STATED TASK - Do any lines in the data below contain "Twist"? If so, copy every one of them.

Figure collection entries
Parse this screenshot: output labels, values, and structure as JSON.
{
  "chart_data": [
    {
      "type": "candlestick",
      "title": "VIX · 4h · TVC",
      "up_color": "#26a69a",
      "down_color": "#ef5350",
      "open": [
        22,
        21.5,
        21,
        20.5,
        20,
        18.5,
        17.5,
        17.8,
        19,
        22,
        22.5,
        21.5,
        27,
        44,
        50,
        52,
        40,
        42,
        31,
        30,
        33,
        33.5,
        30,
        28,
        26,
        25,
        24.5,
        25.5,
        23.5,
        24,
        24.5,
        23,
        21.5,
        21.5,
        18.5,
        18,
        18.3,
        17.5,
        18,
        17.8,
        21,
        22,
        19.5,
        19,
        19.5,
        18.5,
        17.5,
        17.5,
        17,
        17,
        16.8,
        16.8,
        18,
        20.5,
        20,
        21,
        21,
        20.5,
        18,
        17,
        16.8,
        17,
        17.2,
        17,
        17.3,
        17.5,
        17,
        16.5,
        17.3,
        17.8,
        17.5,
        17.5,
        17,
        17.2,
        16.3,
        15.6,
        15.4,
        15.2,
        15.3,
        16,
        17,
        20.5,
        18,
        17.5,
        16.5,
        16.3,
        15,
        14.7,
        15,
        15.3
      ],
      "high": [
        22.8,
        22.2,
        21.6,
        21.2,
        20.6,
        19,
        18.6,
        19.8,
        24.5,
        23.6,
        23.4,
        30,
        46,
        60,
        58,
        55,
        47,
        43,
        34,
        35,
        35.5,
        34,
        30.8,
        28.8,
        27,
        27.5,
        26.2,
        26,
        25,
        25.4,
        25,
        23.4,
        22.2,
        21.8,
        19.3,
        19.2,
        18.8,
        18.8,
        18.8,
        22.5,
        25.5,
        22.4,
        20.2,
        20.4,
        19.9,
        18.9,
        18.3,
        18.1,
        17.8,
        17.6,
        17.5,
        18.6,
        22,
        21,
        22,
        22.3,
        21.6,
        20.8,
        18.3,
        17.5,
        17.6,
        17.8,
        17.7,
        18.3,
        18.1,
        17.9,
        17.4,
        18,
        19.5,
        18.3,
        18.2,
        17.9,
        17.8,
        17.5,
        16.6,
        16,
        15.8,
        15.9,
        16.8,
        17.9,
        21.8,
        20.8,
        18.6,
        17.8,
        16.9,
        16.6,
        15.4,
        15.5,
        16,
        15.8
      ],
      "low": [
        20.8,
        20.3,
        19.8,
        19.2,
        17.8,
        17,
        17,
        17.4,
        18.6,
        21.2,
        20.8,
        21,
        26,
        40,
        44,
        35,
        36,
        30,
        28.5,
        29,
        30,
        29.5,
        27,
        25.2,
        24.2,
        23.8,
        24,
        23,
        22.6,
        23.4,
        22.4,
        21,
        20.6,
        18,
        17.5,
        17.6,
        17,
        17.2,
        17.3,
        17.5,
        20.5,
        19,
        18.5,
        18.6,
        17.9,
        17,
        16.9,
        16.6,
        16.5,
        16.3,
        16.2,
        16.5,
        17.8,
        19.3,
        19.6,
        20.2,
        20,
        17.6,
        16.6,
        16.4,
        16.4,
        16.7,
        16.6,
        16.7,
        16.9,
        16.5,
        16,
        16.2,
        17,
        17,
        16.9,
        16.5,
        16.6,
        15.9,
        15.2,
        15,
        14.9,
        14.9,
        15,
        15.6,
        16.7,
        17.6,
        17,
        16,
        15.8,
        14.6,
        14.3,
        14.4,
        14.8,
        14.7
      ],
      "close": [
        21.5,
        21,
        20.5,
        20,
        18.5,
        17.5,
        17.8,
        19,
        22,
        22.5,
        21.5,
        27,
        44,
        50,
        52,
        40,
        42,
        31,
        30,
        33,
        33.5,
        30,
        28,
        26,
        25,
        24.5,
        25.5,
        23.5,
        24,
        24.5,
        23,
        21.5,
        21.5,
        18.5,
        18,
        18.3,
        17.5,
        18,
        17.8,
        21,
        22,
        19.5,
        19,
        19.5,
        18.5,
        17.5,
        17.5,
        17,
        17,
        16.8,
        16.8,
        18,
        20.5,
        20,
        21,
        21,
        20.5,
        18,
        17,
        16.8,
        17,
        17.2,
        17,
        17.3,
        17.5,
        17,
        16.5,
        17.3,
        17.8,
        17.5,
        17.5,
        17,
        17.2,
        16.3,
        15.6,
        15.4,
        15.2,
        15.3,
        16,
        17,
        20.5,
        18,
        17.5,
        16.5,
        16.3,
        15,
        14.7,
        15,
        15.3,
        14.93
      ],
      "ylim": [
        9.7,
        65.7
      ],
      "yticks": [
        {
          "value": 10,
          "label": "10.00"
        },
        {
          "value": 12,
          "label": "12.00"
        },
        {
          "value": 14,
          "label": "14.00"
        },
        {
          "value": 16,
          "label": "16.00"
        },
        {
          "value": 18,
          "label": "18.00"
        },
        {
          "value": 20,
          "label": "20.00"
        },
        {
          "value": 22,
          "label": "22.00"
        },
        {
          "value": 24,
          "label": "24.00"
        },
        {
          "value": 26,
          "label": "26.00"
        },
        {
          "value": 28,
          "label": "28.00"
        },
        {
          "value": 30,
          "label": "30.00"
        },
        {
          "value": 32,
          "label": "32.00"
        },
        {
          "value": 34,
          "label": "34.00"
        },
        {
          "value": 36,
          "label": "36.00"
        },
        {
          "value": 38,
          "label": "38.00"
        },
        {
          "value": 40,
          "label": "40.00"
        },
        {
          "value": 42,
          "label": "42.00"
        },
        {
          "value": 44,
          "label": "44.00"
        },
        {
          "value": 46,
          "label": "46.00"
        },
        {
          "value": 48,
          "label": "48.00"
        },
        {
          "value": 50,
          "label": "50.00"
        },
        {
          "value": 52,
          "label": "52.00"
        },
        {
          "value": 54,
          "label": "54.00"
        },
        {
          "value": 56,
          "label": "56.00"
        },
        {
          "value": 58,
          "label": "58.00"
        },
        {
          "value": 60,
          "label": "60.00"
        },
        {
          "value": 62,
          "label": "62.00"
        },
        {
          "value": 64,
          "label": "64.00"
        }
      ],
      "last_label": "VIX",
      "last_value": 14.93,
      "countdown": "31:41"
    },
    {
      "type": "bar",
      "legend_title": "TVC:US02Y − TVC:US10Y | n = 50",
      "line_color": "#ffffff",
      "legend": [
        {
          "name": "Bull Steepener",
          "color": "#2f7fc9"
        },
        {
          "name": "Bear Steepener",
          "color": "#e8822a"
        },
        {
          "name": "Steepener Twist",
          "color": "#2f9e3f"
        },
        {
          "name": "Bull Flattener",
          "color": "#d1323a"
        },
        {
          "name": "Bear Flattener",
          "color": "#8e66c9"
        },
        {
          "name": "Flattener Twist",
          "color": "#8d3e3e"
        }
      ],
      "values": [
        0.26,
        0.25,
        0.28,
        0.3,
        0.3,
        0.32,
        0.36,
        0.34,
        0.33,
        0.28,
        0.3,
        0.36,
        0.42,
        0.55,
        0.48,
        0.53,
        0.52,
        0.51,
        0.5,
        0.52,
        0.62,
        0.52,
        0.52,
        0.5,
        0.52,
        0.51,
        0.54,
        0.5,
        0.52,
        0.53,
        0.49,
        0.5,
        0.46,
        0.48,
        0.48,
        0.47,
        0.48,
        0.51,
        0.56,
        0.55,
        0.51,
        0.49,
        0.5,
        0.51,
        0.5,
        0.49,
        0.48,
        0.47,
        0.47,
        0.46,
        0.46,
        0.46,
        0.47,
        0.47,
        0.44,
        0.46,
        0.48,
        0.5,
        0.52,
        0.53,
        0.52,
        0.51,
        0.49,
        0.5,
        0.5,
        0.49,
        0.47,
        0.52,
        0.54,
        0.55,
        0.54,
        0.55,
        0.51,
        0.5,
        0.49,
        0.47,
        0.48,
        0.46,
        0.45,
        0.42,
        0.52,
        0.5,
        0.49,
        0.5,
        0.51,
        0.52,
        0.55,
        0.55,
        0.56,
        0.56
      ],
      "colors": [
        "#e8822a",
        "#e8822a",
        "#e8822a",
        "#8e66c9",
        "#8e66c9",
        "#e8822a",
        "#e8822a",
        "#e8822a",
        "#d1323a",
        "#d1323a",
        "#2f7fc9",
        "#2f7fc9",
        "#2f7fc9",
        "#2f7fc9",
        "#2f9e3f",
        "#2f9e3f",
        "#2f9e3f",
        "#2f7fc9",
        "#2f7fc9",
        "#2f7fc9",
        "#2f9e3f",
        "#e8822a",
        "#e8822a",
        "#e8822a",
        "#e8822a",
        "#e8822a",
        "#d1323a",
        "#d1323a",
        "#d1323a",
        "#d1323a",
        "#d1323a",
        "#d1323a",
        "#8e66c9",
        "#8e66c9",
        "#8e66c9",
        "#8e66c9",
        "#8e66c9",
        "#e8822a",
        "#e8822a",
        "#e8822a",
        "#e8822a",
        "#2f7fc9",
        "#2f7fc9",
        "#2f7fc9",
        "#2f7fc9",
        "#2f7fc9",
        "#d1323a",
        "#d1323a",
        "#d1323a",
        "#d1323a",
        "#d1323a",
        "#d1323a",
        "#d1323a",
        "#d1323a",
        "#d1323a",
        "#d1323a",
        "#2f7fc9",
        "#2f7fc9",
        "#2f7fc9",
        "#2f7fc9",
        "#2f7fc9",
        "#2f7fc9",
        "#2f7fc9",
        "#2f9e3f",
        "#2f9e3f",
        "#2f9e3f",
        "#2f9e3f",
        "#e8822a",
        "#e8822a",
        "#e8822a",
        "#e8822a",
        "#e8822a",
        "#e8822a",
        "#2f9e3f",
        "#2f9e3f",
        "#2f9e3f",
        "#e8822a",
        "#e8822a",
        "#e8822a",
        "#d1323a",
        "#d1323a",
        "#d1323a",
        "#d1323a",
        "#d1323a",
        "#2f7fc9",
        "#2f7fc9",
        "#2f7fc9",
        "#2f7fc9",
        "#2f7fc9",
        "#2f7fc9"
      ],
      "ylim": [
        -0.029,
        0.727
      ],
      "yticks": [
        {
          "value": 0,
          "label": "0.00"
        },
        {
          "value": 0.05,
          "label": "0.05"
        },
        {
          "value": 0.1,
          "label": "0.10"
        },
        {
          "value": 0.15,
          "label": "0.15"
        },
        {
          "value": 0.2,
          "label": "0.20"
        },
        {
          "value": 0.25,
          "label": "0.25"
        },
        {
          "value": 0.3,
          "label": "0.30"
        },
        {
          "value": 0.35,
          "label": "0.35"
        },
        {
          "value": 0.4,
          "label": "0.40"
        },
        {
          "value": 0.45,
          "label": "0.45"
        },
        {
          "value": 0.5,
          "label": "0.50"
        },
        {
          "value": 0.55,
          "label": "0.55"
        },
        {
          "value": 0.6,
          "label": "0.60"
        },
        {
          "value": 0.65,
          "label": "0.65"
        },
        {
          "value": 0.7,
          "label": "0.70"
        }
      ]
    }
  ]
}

RESULT -
          "name": "Steepener Twist",
          "name": "Flattener Twist",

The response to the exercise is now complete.